[BEGIN RAW DATA]
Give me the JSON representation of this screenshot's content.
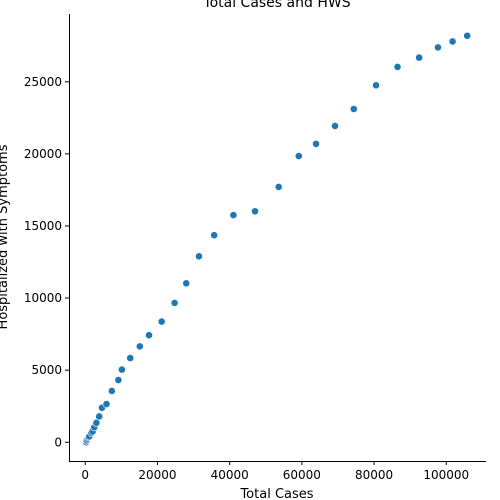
{
  "chart_data": {
    "type": "scatter",
    "title": "Total Cases and HWS",
    "xlabel": "Total Cases",
    "ylabel": "Hospitalized with Symptoms",
    "xlim": [
      -4500,
      111000
    ],
    "ylim": [
      -1300,
      29700
    ],
    "xticks": [
      0,
      20000,
      40000,
      60000,
      80000,
      100000
    ],
    "xtick_labels": [
      "0",
      "20000",
      "40000",
      "60000",
      "80000",
      "100000"
    ],
    "yticks": [
      0,
      5000,
      10000,
      15000,
      20000,
      25000
    ],
    "ytick_labels": [
      "0",
      "5000",
      "10000",
      "15000",
      "20000",
      "25000"
    ],
    "grid": false,
    "marker_color": "#1f77b4",
    "series": [
      {
        "points": [
          [
            229,
            0
          ],
          [
            322,
            114
          ],
          [
            400,
            128
          ],
          [
            650,
            248
          ],
          [
            888,
            345
          ],
          [
            1128,
            401
          ],
          [
            1694,
            639
          ],
          [
            2036,
            742
          ],
          [
            2502,
            1034
          ],
          [
            3089,
            1346
          ],
          [
            3858,
            1790
          ],
          [
            4636,
            2394
          ],
          [
            5883,
            2651
          ],
          [
            7375,
            3557
          ],
          [
            9172,
            4316
          ],
          [
            10149,
            5038
          ],
          [
            12462,
            5838
          ],
          [
            15113,
            6650
          ],
          [
            17660,
            7426
          ],
          [
            21157,
            8372
          ],
          [
            24747,
            9663
          ],
          [
            27980,
            11025
          ],
          [
            31506,
            12894
          ],
          [
            35713,
            14363
          ],
          [
            41035,
            15757
          ],
          [
            47021,
            16020
          ],
          [
            53578,
            17708
          ],
          [
            59138,
            19846
          ],
          [
            63927,
            20692
          ],
          [
            69176,
            21937
          ],
          [
            74386,
            23112
          ],
          [
            80539,
            24753
          ],
          [
            86498,
            26029
          ],
          [
            92472,
            26676
          ],
          [
            97689,
            27386
          ],
          [
            101739,
            27795
          ],
          [
            105792,
            28192
          ]
        ]
      }
    ]
  }
}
[END RAW DATA]
**PROBLEM REQUIREMENTS:** Filter the records, keeping only lines that contain "Total", and show those lines.

**WORKED SOLUTION:**
    "title": "Total Cases and HWS",
    "xlabel": "Total Cases",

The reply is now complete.